▶ **Written request**:
Find each line in the items below that contains the string "bounding", and copy those lines in full.

▶ **Supplied information**:
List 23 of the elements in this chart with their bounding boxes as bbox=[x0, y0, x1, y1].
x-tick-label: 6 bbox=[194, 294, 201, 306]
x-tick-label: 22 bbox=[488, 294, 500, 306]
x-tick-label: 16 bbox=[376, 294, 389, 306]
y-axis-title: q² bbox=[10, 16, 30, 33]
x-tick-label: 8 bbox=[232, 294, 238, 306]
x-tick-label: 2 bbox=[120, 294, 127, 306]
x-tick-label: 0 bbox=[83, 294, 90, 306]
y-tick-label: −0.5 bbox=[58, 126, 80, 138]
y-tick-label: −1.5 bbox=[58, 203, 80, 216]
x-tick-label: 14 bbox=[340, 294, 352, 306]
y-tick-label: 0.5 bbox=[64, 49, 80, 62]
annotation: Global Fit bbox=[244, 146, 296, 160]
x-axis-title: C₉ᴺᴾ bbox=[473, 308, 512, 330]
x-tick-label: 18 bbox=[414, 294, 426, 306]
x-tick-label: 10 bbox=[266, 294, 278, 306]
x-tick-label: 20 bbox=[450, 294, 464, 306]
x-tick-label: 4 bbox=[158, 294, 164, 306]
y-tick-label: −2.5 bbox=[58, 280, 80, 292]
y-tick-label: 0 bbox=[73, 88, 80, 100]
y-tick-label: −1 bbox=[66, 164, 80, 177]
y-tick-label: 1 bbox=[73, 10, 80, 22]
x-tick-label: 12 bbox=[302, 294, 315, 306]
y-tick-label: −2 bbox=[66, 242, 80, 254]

...

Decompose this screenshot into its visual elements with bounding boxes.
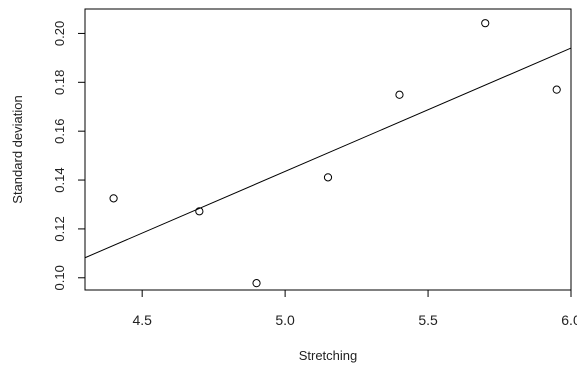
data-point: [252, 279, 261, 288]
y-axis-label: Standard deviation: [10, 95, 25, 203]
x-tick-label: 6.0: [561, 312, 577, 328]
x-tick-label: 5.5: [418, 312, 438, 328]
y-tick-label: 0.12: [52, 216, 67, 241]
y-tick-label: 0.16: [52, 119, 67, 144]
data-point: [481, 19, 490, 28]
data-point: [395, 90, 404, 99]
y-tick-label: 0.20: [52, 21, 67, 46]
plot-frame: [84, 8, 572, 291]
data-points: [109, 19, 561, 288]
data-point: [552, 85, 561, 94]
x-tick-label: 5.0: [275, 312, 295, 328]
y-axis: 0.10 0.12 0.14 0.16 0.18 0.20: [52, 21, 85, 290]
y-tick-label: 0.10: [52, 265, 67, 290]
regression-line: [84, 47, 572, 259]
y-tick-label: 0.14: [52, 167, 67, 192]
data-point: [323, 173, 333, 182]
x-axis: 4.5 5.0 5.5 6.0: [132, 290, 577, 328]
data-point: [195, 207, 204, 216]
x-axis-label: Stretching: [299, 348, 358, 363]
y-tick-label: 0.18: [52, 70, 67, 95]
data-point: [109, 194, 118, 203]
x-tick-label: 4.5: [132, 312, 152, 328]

▶ **Written solution**:
List 23 of the elements in this chart with their bounding boxes as bbox=[x0, y0, x1, y1].
Decompose this screenshot into its visual elements with bounding boxes.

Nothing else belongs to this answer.